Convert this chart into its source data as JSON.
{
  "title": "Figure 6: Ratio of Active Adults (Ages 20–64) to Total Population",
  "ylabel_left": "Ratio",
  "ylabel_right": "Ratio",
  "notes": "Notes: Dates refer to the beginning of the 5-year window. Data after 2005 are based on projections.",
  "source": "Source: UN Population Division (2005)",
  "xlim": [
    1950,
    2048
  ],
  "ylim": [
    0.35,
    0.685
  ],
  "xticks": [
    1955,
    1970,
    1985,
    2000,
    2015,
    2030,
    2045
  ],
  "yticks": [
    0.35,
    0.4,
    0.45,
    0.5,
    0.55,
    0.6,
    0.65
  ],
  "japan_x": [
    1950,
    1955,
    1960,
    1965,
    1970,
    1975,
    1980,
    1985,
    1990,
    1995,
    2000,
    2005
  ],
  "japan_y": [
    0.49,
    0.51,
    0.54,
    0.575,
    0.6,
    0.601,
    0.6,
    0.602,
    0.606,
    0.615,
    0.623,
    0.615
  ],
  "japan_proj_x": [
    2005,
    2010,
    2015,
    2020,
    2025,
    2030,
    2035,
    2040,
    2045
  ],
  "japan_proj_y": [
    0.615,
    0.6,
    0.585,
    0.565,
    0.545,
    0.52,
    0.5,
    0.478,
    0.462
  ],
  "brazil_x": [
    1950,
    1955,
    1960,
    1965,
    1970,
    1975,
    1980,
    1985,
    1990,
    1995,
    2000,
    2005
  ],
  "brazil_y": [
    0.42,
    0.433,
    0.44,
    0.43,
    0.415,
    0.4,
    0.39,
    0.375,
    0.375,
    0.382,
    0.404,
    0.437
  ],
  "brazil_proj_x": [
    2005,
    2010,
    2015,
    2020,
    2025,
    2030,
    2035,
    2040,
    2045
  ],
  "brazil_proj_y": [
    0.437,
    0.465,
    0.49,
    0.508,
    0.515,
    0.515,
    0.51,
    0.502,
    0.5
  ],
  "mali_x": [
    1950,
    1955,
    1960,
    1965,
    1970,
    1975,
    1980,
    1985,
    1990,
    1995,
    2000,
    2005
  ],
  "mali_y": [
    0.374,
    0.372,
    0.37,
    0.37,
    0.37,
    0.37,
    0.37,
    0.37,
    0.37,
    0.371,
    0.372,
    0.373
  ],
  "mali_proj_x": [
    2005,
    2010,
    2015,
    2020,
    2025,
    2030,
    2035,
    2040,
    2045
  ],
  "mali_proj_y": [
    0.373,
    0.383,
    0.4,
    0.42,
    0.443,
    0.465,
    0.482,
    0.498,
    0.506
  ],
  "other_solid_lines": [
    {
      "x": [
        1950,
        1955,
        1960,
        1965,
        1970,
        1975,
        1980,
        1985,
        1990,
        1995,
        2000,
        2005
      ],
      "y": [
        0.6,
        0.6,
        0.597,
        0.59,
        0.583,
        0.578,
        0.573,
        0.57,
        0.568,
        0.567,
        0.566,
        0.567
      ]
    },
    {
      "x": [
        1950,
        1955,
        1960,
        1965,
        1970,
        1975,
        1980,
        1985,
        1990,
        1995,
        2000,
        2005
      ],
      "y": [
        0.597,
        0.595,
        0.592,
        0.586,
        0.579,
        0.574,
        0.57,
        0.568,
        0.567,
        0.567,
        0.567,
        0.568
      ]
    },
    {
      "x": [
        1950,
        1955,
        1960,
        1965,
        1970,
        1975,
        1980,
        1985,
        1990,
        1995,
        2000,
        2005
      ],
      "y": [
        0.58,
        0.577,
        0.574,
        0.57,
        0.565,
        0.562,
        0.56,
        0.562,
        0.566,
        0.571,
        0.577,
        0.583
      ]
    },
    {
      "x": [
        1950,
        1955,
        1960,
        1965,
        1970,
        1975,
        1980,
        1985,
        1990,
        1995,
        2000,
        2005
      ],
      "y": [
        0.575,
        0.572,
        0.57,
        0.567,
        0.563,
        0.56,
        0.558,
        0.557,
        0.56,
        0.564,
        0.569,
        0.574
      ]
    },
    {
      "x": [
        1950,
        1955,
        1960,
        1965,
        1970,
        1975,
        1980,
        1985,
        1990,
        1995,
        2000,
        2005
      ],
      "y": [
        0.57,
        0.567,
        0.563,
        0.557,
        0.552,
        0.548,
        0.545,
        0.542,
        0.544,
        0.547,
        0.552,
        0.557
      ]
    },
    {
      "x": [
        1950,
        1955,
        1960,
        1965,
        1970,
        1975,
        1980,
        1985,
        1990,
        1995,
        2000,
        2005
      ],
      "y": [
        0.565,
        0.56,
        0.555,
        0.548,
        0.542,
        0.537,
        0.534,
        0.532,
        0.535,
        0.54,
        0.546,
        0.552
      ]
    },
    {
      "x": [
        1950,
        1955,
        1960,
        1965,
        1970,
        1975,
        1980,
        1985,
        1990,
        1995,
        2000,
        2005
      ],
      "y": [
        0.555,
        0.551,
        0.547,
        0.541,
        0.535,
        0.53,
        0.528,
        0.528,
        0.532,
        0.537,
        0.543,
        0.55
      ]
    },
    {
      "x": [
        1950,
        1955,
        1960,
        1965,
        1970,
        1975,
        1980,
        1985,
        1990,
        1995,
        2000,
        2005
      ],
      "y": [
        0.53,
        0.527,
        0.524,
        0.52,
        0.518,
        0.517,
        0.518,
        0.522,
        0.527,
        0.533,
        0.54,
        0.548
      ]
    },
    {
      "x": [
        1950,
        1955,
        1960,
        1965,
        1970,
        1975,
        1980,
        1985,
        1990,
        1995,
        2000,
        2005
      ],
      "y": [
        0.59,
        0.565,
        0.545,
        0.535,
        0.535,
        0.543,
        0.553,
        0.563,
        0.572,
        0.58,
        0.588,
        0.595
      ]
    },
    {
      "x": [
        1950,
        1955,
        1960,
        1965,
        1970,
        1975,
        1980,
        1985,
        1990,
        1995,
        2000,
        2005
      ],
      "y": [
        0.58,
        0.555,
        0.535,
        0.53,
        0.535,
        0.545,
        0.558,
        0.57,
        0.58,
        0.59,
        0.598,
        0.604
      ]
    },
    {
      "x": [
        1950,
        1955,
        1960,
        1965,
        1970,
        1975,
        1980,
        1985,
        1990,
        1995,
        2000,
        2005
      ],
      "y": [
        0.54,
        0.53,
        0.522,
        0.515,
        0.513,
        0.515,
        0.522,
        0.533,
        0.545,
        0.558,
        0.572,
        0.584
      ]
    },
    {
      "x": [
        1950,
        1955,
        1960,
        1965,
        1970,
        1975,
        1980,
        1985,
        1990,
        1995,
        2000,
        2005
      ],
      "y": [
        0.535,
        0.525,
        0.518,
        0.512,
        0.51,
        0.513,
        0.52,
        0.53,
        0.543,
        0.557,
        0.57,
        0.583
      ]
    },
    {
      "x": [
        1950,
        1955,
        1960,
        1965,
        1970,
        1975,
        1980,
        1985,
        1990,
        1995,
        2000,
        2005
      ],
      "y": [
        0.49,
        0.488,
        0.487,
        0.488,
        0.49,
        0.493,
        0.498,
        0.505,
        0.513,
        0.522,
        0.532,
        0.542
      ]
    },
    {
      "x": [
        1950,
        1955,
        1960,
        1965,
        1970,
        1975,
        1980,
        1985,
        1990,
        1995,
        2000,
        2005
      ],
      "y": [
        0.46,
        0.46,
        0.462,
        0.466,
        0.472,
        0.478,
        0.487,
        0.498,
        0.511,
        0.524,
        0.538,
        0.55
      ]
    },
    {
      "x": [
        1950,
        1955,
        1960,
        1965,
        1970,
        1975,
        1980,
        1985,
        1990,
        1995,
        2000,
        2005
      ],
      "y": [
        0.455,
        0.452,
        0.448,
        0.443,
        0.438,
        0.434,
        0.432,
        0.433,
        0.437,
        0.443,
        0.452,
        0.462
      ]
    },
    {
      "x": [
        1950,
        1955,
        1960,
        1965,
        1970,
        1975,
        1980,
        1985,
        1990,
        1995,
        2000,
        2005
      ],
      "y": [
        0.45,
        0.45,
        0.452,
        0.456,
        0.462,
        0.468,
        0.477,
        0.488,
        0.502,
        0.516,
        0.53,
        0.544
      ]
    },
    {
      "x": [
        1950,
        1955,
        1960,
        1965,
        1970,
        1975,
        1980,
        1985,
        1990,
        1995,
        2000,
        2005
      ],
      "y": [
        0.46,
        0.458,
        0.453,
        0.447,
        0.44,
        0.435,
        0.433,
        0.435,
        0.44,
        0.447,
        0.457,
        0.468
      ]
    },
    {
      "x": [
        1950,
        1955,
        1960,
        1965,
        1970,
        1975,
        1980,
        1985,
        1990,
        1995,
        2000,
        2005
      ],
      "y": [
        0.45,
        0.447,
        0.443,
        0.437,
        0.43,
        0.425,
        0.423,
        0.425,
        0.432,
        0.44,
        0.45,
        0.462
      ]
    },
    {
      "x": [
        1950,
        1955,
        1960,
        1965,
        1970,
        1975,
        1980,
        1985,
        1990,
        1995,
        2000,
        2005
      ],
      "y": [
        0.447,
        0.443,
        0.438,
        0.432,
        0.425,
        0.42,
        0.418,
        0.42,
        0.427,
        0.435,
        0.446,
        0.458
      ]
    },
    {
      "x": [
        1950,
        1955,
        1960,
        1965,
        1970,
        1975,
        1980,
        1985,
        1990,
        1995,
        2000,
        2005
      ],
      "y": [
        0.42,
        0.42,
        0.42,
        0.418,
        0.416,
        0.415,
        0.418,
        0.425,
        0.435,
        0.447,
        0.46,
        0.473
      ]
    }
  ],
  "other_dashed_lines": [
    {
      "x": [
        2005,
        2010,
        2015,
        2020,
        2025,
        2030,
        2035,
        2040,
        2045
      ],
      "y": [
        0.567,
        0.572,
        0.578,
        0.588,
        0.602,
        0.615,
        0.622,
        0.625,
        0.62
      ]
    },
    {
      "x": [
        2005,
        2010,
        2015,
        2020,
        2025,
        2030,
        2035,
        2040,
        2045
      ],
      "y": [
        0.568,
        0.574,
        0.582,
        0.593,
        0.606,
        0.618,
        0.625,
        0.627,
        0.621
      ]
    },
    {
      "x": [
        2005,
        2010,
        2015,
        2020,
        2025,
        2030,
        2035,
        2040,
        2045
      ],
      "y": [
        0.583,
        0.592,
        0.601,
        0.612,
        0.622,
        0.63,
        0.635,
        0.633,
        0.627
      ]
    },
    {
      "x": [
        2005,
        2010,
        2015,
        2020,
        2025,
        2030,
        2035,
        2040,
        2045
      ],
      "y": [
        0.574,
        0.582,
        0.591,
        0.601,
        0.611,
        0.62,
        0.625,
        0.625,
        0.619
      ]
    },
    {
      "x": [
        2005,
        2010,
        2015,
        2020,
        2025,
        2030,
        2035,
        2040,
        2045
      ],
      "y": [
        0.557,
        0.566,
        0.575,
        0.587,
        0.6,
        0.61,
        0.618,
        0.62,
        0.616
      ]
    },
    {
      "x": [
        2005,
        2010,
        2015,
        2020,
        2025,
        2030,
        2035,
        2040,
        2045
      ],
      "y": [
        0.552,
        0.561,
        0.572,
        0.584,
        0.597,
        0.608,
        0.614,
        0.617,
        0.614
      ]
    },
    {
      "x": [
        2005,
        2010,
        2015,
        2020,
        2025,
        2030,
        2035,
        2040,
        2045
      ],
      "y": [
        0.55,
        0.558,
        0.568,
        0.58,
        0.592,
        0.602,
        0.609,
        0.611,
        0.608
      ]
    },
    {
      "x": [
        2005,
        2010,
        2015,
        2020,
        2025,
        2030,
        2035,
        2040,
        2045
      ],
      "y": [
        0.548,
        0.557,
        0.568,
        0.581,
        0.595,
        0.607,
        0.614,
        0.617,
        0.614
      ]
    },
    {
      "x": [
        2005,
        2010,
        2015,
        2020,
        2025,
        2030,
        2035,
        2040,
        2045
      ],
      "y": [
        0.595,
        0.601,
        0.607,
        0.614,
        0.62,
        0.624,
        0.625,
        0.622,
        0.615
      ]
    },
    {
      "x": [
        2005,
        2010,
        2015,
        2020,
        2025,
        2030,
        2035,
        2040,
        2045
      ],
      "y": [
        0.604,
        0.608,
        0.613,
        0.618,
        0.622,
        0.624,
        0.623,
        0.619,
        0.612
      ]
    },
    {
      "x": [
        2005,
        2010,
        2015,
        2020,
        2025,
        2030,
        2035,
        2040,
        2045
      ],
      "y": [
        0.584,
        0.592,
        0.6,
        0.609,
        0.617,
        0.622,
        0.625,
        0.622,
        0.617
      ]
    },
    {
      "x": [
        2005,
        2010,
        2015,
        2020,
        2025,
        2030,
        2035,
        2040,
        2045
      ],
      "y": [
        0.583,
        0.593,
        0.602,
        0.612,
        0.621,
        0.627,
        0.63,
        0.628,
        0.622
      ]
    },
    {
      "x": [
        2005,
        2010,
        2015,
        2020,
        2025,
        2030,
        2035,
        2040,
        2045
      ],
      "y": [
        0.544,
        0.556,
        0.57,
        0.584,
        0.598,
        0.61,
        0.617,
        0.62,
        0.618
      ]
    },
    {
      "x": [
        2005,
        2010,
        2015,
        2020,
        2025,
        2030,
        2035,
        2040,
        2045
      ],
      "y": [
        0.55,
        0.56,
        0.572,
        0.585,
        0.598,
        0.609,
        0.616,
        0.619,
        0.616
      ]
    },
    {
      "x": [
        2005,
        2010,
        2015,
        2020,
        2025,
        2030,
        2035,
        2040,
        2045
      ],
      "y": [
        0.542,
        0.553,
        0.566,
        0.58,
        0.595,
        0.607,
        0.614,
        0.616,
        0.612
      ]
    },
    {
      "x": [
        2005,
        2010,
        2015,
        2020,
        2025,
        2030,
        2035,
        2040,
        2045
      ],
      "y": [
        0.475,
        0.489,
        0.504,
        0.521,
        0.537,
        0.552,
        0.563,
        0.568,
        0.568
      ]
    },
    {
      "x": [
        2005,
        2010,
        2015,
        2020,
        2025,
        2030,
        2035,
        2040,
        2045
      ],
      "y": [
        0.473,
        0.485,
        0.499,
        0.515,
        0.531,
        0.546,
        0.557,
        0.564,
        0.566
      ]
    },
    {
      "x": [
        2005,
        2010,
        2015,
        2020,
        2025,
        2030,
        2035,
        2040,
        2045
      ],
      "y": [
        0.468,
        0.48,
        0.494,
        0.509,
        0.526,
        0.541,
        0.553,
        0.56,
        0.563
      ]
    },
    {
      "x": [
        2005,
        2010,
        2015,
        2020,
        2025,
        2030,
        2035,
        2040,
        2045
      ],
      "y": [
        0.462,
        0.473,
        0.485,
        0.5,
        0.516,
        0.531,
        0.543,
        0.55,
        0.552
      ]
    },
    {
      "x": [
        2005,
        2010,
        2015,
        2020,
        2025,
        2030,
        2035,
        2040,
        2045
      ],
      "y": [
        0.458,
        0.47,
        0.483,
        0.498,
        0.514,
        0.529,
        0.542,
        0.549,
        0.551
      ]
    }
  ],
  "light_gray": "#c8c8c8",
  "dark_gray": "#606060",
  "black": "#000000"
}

**PROBLEM**
Select and copy every line from the records that includes the word "Ratio".

**SOLUTION BELOW**
  "title": "Figure 6: Ratio of Active Adults (Ages 20–64) to Total Population",
  "ylabel_left": "Ratio",
  "ylabel_right": "Ratio",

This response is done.